- [THE PROBLEM]
Every entry needs to be printed exactly, please.

- [RECORDS FOR PROCESSING]
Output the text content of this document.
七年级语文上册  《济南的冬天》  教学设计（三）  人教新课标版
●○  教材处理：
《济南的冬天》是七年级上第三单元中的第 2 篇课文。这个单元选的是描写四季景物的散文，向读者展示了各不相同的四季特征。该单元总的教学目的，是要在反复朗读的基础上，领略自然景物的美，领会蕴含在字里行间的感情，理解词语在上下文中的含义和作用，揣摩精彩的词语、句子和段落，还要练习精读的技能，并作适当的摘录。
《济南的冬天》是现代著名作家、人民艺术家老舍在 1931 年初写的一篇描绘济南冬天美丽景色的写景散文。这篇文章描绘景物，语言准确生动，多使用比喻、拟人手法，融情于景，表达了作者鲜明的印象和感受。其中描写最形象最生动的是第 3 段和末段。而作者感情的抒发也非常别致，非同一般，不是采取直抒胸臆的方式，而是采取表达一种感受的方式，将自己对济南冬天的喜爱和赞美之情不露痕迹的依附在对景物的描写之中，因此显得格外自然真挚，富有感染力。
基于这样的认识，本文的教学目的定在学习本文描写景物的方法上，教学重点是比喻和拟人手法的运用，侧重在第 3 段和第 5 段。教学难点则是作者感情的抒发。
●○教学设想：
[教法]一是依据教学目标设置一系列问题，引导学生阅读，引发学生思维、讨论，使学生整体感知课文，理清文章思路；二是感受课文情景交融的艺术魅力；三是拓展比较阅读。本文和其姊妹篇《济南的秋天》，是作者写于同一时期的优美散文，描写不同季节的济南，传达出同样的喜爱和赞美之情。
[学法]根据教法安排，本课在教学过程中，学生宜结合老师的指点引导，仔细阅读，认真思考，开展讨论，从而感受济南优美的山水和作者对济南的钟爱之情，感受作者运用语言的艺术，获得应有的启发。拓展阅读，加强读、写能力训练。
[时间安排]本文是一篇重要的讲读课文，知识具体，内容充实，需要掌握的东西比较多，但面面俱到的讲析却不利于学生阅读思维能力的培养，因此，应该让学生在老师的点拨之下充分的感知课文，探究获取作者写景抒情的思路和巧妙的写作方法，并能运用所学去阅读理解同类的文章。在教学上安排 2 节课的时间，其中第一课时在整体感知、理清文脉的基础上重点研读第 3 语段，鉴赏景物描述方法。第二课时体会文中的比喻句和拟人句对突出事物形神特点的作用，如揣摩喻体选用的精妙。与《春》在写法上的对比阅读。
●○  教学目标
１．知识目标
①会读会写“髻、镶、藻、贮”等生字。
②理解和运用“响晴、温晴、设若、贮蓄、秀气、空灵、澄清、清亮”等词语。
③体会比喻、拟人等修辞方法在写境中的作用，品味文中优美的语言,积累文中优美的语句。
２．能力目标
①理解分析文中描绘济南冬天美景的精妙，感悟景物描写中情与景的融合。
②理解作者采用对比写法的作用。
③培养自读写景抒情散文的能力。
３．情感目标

- [THE SOLUTION]
Output the text content of this document.
七年级语文上册  《济南的冬天》  教学设计（三）  人教新课标版
●○  教材处理：
《济南的冬天》是七年级上第三单元中的第 2 篇课文。这个单元选的是描写四季景物的散文，向读者展示了各不相同的四季特征。该单元总的教学目的，是要在反复朗读的基础上，领略自然景物的美，领会蕴含在字里行间的感情，理解词语在上下文中的含义和作用，揣摩精彩的词语、句子和段落，还要练习精读的技能，并作适当的摘录。
《济南的冬天》是现代著名作家、人民艺术家老舍在 1931 年初写的一篇描绘济南冬天美丽景色的写景散文。这篇文章描绘景物，语言准确生动，多使用比喻、拟人手法，融情于景，表达了作者鲜明的印象和感受。其中描写最形象最生动的是第 3 段和末段。而作者感情的抒发也非常别致，非同一般，不是采取直抒胸臆的方式，而是采取表达一种感受的方式，将自己对济南冬天的喜爱和赞美之情不露痕迹的依附在对景物的描写之中，因此显得格外自然真挚，富有感染力。
基于这样的认识，本文的教学目的定在学习本文描写景物的方法上，教学重点是比喻和拟人手法的运用，侧重在第 3 段和第 5 段。教学难点则是作者感情的抒发。
●○教学设想：
[教法]一是依据教学目标设置一系列问题，引导学生阅读，引发学生思维、讨论，使学生整体感知课文，理清文章思路；二是感受课文情景交融的艺术魅力；三是拓展比较阅读。本文和其姊妹篇《济南的秋天》，是作者写于同一时期的优美散文，描写不同季节的济南，传达出同样的喜爱和赞美之情。
[学法]根据教法安排，本课在教学过程中，学生宜结合老师的指点引导，仔细阅读，认真思考，开展讨论，从而感受济南优美的山水和作者对济南的钟爱之情，感受作者运用语言的艺术，获得应有的启发。拓展阅读，加强读、写能力训练。
[时间安排]本文是一篇重要的讲读课文，知识具体，内容充实，需要掌握的东西比较多，但面面俱到的讲析却不利于学生阅读思维能力的培养，因此，应该让学生在老师的点拨之下充分的感知课文，探究获取作者写景抒情的思路和巧妙的写作方法，并能运用所学去阅读理解同类的文章。在教学上安排 2 节课的时间，其中第一课时在整体感知、理清文脉的基础上重点研读第 3 语段，鉴赏景物描述方法。第二课时体会文中的比喻句和拟人句对突出事物形神特点的作用，如揣摩喻体选用的精妙。与《春》在写法上的对比阅读。
●○  教学目标
１．知识目标
①会读会写“髻、镶、藻、贮”等生字。
②理解和运用“响晴、温晴、设若、贮蓄、秀气、空灵、澄清、清亮”等词语。
③体会比喻、拟人等修辞方法在写境中的作用，品味文中优美的语言,积累文中优美的语句。
２．能力目标
①理解分析文中描绘济南冬天美景的精妙，感悟景物描写中情与景的融合。
②理解作者采用对比写法的作用。
③培养自读写景抒情散文的能力。
３．情感目标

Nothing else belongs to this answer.